>> BEGIN STORED RECORDS
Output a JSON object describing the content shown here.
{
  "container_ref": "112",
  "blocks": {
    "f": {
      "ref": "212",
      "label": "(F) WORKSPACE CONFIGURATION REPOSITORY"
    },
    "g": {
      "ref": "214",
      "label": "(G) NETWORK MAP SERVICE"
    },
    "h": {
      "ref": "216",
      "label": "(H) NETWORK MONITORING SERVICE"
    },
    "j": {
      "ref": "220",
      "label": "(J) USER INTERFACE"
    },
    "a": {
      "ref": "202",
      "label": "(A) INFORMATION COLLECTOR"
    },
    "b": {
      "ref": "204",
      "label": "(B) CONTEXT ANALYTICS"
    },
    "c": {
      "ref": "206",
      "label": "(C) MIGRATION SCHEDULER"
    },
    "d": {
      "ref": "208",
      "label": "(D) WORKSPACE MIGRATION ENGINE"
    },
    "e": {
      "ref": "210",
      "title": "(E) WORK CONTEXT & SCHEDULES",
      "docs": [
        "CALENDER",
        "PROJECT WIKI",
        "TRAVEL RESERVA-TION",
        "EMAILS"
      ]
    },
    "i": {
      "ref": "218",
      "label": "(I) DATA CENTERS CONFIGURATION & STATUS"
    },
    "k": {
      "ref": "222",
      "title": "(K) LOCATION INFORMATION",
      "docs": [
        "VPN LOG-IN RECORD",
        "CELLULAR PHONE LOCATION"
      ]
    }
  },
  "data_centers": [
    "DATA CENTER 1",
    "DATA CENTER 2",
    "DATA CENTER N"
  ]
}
>> END STORED RECORDS
>> BEGIN STORED RECORDS
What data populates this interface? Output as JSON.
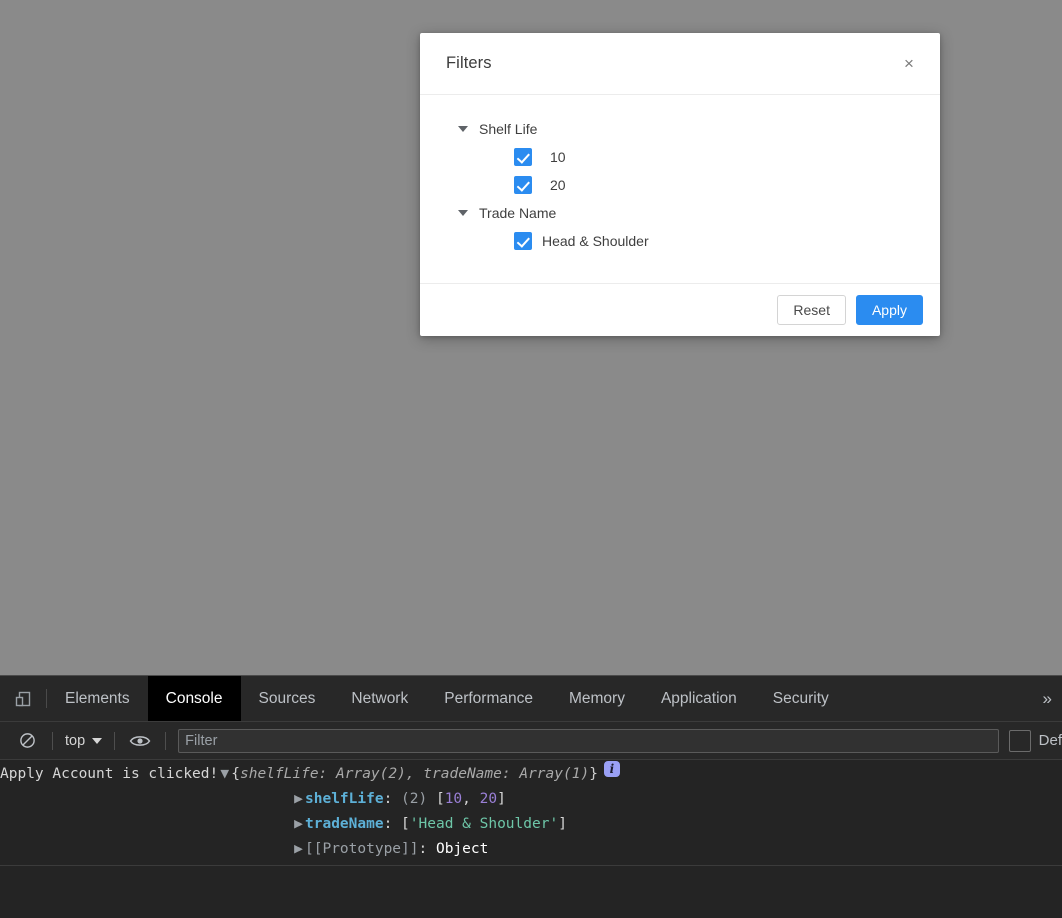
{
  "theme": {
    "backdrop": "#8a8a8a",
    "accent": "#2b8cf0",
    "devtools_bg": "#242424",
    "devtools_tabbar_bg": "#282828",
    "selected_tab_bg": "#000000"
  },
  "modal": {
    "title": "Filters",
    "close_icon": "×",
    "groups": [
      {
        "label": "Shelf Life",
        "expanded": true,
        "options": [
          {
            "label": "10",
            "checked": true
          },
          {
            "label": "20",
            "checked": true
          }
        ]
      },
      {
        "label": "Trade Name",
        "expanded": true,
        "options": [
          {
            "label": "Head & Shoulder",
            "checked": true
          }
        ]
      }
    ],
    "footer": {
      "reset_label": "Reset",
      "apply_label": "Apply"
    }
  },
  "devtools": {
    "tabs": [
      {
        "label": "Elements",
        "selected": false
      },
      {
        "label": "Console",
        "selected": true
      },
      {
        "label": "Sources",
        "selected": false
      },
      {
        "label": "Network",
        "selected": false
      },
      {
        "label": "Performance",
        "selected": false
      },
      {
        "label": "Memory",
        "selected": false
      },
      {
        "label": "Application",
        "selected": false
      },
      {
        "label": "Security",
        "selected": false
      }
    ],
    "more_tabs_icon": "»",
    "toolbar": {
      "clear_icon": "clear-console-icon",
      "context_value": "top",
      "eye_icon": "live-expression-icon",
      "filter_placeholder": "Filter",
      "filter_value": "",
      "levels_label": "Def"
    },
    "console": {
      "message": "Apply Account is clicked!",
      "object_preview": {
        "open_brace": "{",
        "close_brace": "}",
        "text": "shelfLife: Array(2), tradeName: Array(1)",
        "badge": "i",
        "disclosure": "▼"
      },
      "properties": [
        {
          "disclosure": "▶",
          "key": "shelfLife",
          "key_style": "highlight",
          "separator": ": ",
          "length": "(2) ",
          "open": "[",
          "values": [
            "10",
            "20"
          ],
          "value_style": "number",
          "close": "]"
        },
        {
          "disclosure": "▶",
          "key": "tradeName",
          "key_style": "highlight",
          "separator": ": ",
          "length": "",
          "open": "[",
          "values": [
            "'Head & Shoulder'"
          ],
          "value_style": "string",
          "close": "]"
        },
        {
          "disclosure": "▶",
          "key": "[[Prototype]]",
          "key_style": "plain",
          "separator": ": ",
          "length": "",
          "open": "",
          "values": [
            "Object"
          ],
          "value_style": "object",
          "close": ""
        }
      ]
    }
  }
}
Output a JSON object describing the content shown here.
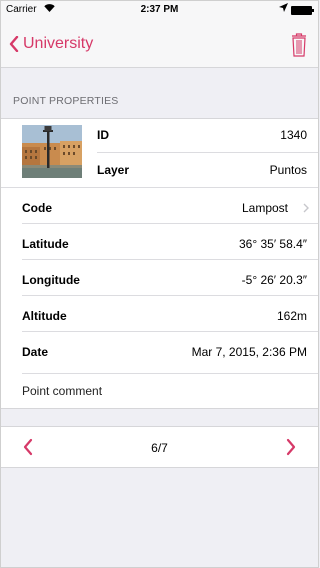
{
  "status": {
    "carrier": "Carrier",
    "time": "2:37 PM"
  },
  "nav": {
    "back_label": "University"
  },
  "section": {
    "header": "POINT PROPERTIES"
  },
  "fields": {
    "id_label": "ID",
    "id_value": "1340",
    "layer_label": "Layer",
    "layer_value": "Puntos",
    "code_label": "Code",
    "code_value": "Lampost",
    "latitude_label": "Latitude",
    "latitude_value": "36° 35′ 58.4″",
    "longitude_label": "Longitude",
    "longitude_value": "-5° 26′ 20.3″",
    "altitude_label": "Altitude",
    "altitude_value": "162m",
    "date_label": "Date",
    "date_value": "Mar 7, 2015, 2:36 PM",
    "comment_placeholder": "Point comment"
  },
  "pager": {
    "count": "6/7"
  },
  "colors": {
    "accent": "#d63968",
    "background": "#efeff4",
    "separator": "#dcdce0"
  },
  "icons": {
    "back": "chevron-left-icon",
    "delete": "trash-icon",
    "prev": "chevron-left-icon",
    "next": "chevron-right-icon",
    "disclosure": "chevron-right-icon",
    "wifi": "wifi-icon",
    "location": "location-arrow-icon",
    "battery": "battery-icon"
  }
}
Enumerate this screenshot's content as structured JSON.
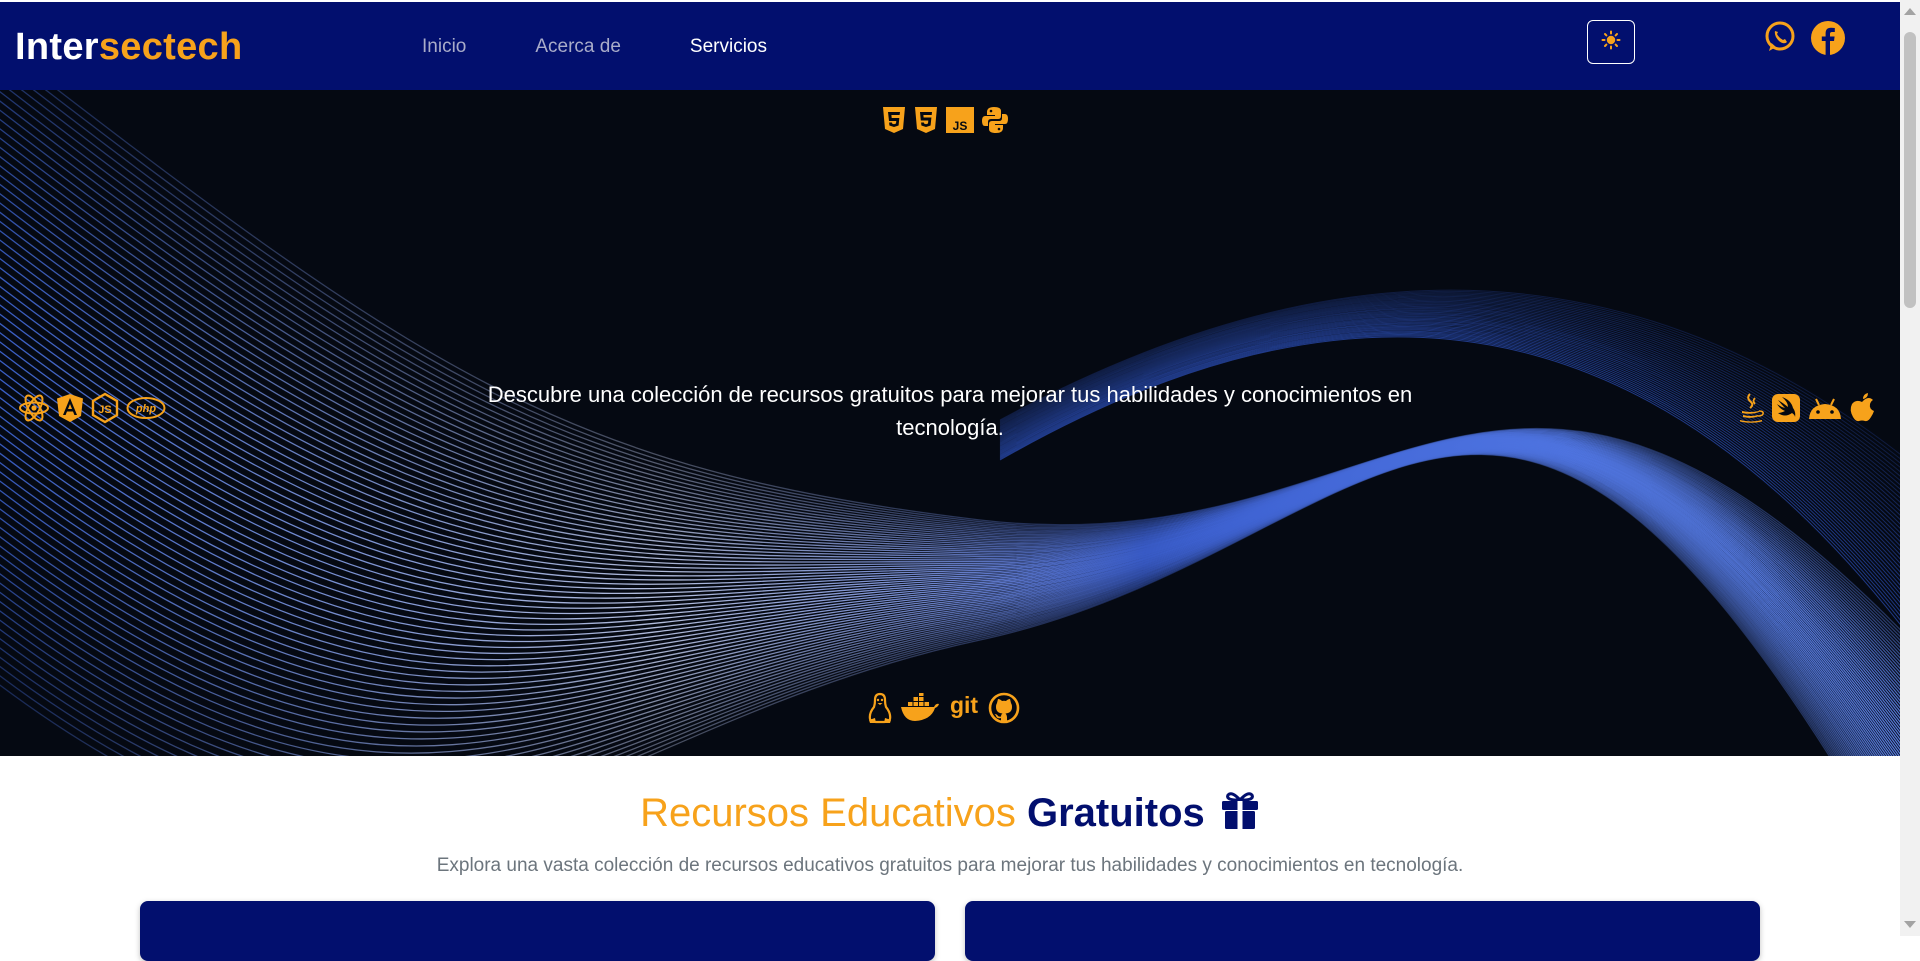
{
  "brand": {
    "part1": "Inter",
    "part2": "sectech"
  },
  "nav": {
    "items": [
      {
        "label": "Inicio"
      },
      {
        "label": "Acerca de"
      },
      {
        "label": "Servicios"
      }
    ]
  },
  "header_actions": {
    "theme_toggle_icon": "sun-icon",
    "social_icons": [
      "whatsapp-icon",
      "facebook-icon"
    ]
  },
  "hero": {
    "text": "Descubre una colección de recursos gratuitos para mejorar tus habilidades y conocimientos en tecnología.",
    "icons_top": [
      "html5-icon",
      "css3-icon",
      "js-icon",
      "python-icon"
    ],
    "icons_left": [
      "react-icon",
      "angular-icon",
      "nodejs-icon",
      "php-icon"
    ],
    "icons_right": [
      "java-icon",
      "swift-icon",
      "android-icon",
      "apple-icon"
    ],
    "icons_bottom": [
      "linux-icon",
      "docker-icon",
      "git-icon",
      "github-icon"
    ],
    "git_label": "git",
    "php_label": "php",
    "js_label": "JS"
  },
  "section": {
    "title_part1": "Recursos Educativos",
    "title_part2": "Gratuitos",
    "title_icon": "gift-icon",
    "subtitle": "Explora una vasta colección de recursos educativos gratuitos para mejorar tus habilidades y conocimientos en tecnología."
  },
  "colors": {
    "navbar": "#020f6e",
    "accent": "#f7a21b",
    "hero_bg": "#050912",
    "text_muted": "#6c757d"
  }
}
>> END STORED RECORDS
>> BEGIN STORED RECORDS
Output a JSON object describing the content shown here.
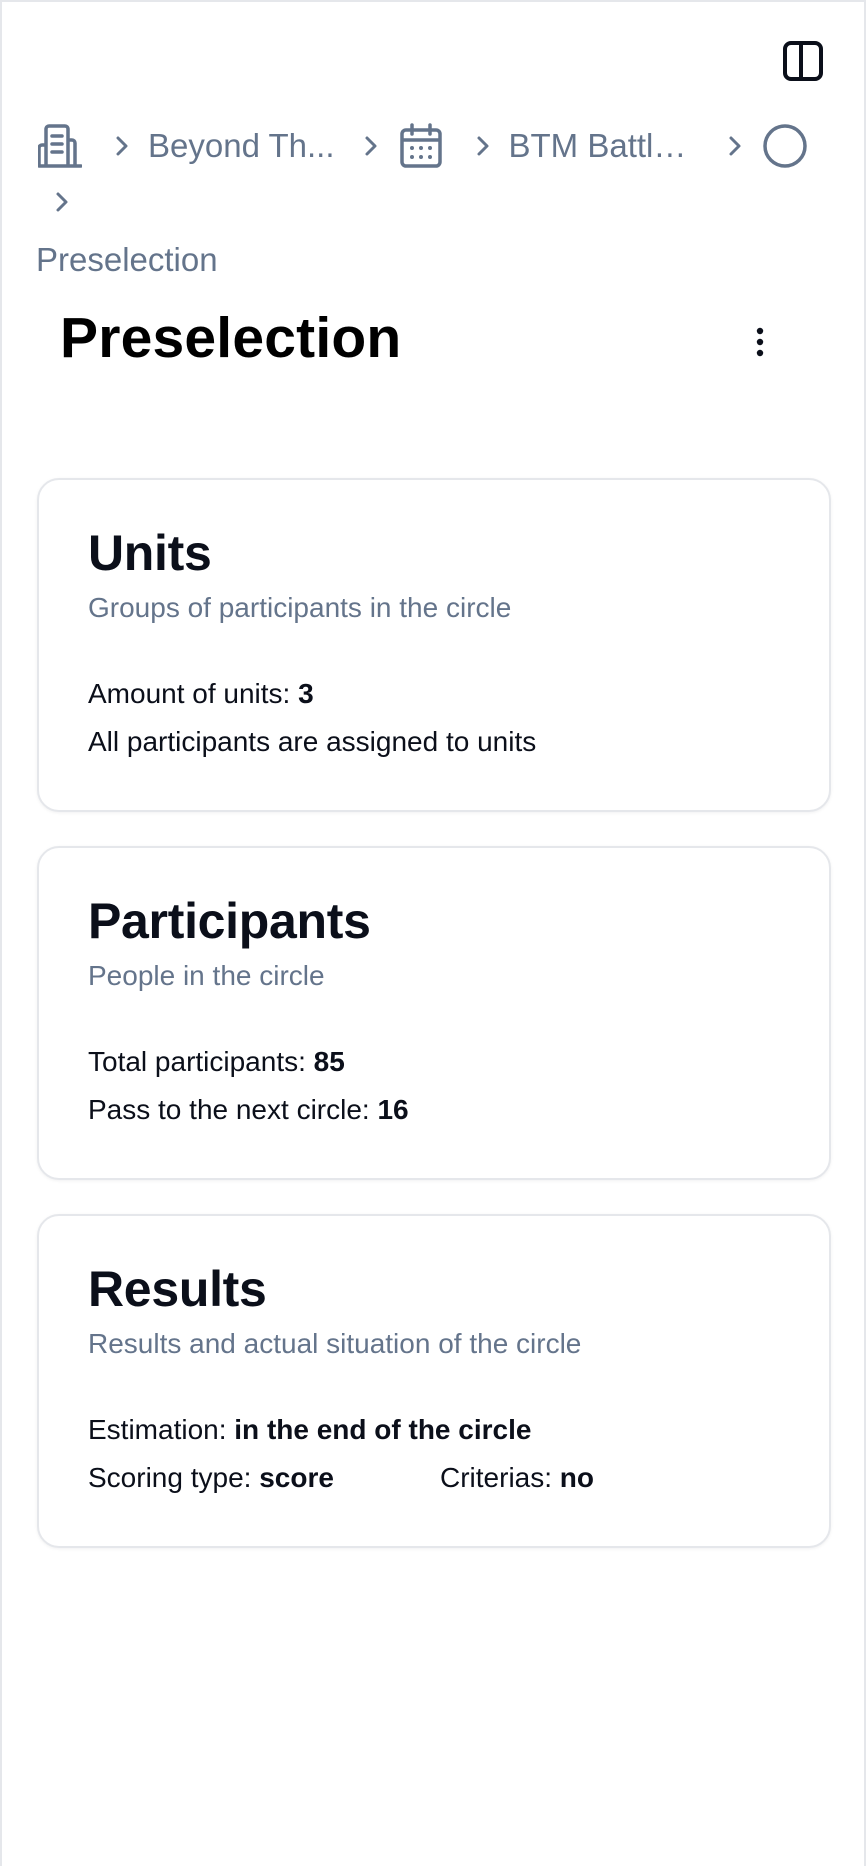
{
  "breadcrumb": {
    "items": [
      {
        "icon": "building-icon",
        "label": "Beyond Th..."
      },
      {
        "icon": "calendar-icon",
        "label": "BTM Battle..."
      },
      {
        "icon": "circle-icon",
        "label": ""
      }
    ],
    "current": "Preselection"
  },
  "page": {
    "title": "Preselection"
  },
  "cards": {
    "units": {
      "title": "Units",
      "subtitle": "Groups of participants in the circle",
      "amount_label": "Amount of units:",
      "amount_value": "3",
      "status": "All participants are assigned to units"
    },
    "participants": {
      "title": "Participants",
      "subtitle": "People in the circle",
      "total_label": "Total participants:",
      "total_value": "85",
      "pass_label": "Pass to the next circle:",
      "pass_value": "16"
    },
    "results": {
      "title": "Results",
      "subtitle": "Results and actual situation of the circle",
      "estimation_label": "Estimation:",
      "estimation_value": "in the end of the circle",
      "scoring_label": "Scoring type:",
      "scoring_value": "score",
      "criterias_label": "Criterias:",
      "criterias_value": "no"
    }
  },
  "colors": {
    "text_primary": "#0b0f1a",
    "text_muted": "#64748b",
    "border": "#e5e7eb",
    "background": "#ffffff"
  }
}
>> END STORED RECORDS
WORK TO BE COMPLETED:
Copy every line above in which the string "habilidades" shows up.

ANSWER FOR THIS EXERCISE:
    "text": "Descubre una colección de recursos gratuitos para mejorar tus habilidades y conocimientos en tecnología.",
    "subtitle": "Explora una vasta colección de recursos educativos gratuitos para mejorar tus habilidades y conocimientos en tecnología."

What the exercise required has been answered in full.